----- Data section

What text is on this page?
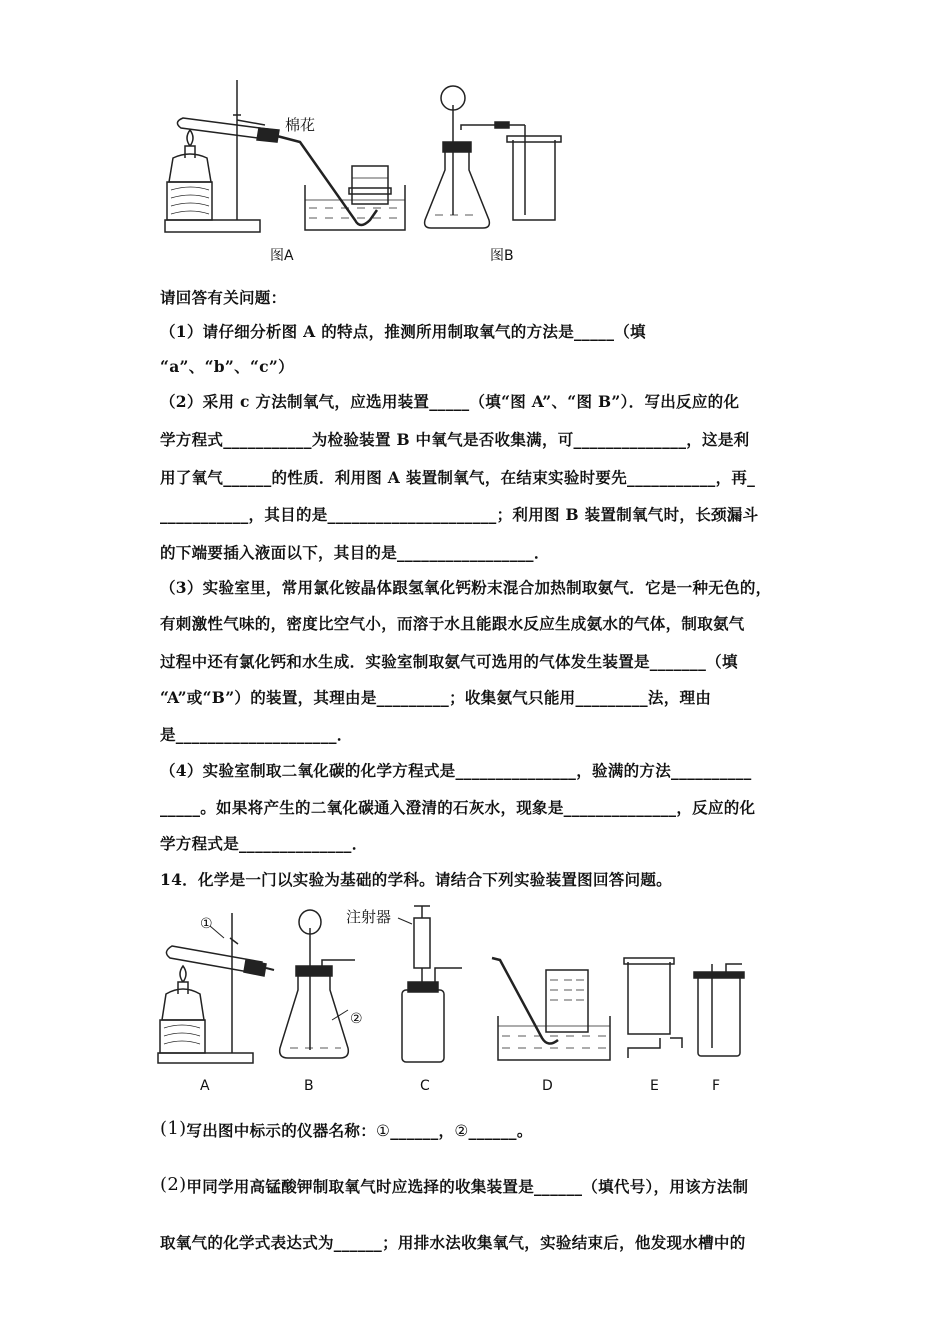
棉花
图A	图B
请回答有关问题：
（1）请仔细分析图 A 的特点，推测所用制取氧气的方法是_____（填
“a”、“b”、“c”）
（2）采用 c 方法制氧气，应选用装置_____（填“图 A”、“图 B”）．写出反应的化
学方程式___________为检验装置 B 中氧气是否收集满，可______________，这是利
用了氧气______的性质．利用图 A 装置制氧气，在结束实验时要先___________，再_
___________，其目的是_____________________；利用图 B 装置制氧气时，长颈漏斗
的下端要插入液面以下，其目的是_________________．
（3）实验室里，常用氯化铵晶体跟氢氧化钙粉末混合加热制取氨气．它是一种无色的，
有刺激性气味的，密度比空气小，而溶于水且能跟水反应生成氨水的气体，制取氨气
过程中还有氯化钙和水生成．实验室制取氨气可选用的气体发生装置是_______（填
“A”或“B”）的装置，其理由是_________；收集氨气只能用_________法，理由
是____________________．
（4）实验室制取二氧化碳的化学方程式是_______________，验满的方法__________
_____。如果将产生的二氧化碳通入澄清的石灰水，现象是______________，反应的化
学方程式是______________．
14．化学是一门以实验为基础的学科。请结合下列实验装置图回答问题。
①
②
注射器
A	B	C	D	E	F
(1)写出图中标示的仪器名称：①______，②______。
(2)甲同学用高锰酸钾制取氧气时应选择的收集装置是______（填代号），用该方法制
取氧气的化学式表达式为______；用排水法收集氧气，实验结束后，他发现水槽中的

----------

**Instructions for the task**: Repeat the material verbatim. Do not carry over any picture.

**Answer to the problem**:
What text is on this page?
棉花
图A	图B
请回答有关问题：
（1）请仔细分析图 A 的特点，推测所用制取氧气的方法是_____（填
“a”、“b”、“c”）
（2）采用 c 方法制氧气，应选用装置_____（填“图 A”、“图 B”）．写出反应的化
学方程式___________为检验装置 B 中氧气是否收集满，可______________，这是利
用了氧气______的性质．利用图 A 装置制氧气，在结束实验时要先___________，再_
___________，其目的是_____________________；利用图 B 装置制氧气时，长颈漏斗
的下端要插入液面以下，其目的是_________________．
（3）实验室里，常用氯化铵晶体跟氢氧化钙粉末混合加热制取氨气．它是一种无色的，
有刺激性气味的，密度比空气小，而溶于水且能跟水反应生成氨水的气体，制取氨气
过程中还有氯化钙和水生成．实验室制取氨气可选用的气体发生装置是_______（填
“A”或“B”）的装置，其理由是_________；收集氨气只能用_________法，理由
是____________________．
（4）实验室制取二氧化碳的化学方程式是_______________，验满的方法__________
_____。如果将产生的二氧化碳通入澄清的石灰水，现象是______________，反应的化
学方程式是______________．
14．化学是一门以实验为基础的学科。请结合下列实验装置图回答问题。
①
②
注射器
A	B	C	D	E	F
(1)写出图中标示的仪器名称：①______，②______。
(2)甲同学用高锰酸钾制取氧气时应选择的收集装置是______（填代号），用该方法制
取氧气的化学式表达式为______；用排水法收集氧气，实验结束后，他发现水槽中的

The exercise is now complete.